> WHAT YOU WILL DO
Give the count of lines containing the string "Select", with no other output.

> PROVIDED RECORDS
....

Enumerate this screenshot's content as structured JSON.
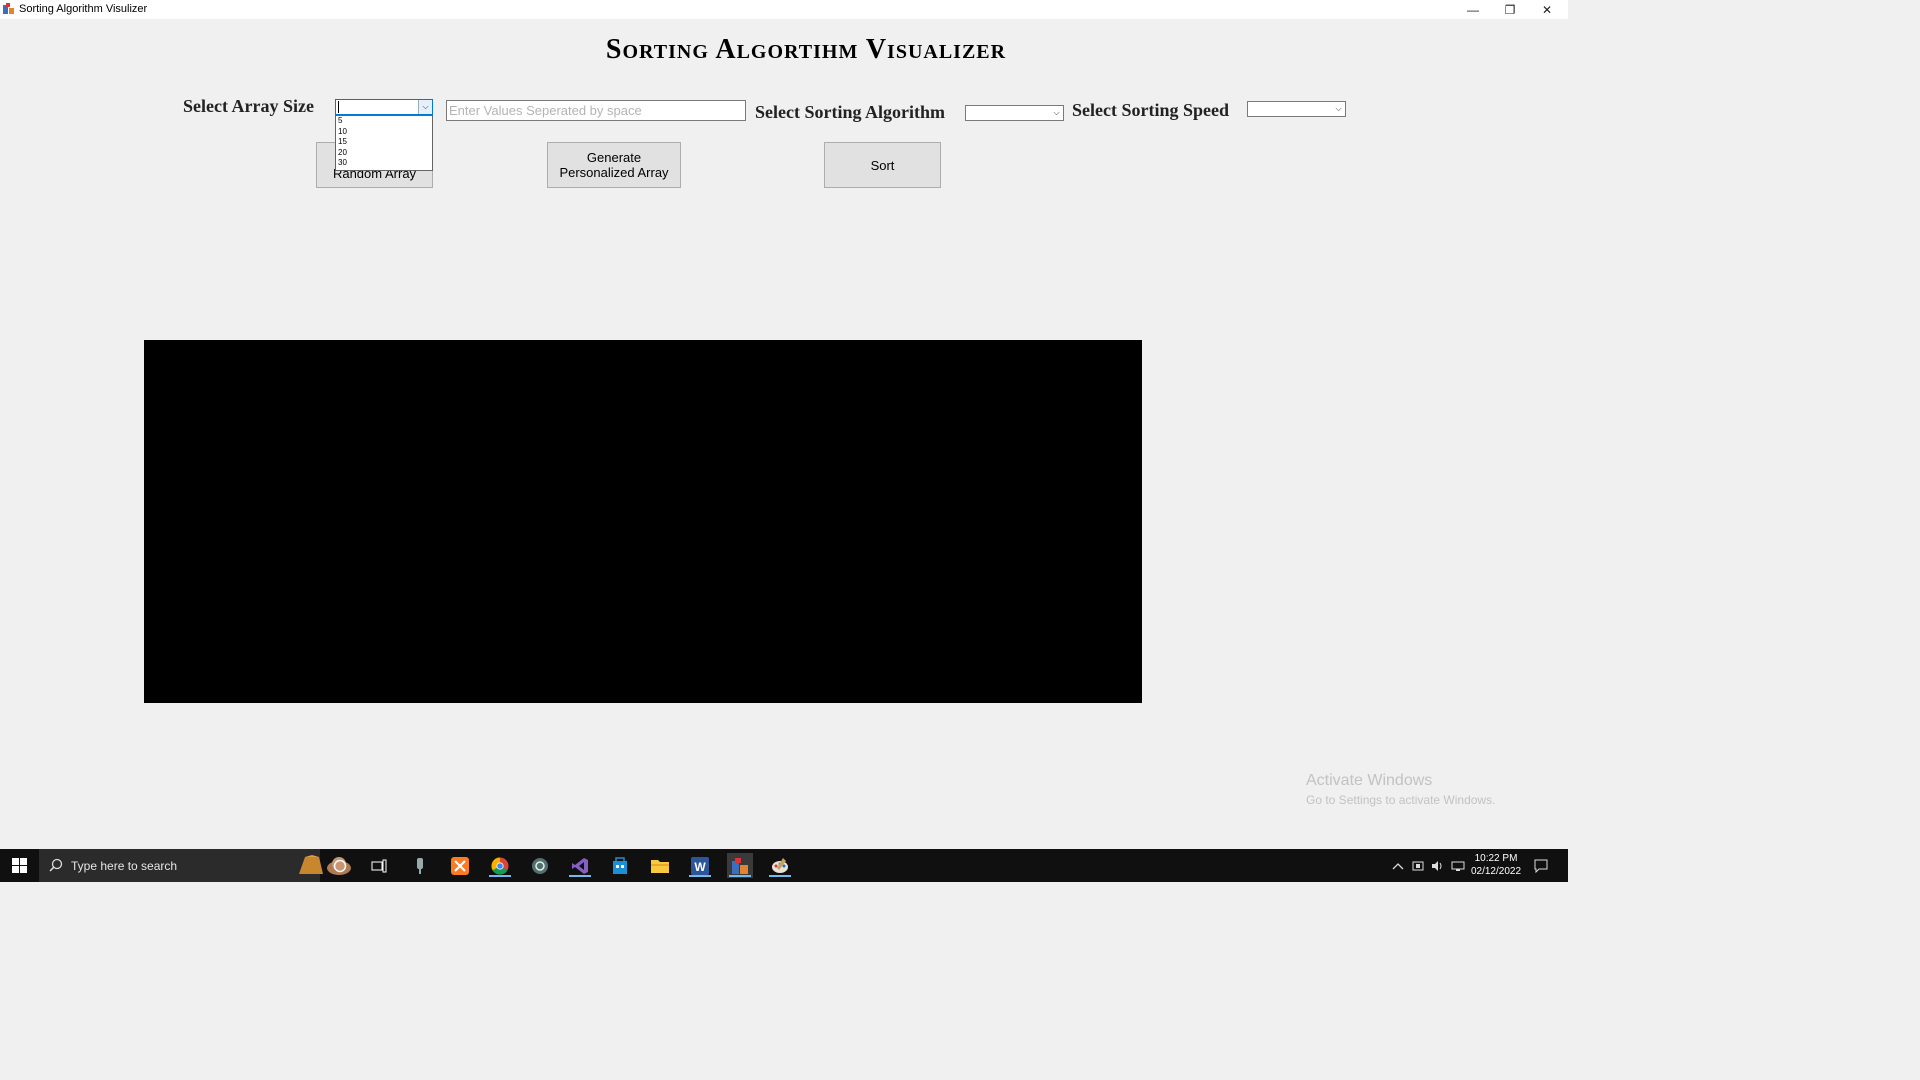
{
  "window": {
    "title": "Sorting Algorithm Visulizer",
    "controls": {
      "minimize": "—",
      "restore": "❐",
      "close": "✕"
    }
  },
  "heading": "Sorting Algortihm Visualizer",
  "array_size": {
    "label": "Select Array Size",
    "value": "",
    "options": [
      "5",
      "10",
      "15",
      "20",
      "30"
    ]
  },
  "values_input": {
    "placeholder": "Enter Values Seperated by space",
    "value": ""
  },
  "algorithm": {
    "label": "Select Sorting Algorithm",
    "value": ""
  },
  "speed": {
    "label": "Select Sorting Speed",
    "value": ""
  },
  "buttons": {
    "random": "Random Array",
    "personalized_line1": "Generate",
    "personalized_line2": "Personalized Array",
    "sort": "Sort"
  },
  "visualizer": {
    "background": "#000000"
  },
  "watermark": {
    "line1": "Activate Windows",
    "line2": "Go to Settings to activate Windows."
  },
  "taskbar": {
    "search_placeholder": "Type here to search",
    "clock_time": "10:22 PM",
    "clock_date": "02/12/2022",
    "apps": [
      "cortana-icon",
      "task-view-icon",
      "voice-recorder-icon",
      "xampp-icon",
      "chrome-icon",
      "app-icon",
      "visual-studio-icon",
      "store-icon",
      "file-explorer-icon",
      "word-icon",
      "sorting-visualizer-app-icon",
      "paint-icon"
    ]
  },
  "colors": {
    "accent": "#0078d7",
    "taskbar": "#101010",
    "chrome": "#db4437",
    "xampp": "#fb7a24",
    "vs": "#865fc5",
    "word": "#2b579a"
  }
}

....

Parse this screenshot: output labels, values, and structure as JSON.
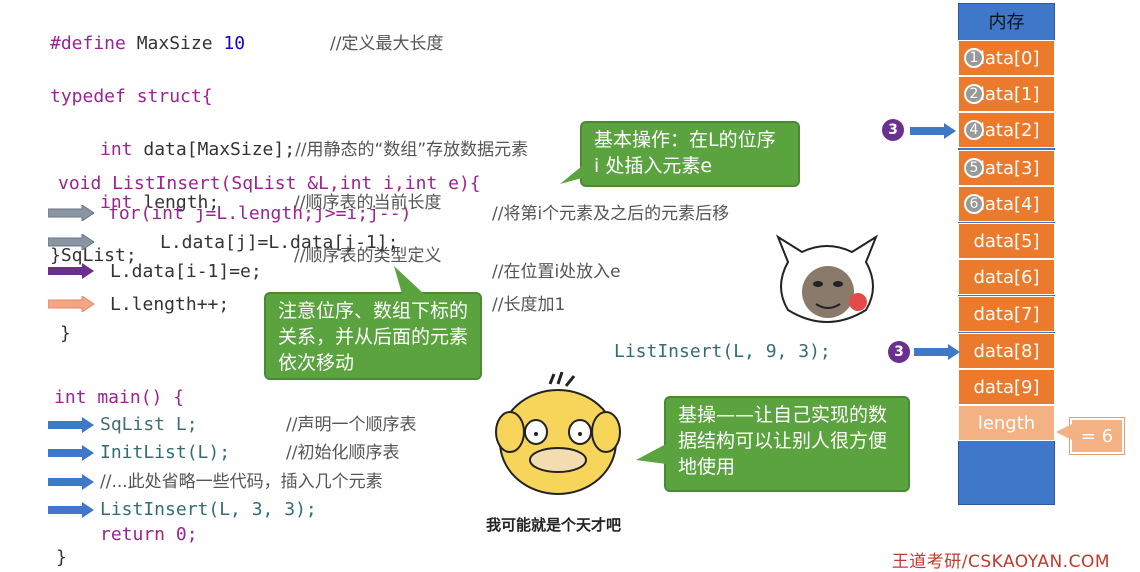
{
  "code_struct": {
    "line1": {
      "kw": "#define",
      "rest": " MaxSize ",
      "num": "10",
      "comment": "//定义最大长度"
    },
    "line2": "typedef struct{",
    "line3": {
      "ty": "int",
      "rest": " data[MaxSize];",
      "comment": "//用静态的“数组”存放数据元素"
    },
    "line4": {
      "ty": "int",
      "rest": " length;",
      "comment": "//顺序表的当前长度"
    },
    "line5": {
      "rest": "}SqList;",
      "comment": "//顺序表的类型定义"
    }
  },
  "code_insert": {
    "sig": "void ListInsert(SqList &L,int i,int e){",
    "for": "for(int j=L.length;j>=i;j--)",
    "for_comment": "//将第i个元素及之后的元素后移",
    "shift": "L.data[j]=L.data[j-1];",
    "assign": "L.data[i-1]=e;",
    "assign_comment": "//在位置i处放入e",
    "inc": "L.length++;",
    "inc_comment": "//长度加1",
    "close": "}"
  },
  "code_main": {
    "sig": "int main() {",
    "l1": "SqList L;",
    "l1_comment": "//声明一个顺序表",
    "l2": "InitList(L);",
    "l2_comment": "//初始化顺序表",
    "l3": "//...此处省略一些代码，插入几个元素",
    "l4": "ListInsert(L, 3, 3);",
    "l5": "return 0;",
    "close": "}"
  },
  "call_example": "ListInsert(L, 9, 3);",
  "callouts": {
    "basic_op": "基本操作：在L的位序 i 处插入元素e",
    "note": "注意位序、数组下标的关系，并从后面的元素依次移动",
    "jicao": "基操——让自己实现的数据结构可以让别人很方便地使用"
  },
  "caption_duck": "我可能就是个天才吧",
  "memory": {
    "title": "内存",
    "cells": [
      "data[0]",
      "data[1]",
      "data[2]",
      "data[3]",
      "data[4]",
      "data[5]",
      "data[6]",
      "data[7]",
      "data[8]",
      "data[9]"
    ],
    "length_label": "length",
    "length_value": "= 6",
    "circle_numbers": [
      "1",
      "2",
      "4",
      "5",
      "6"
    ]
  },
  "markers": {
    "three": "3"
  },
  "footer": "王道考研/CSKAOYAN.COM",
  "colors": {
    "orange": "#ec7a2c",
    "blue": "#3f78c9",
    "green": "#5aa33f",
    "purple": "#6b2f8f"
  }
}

....

> FINISHED ANSWER
3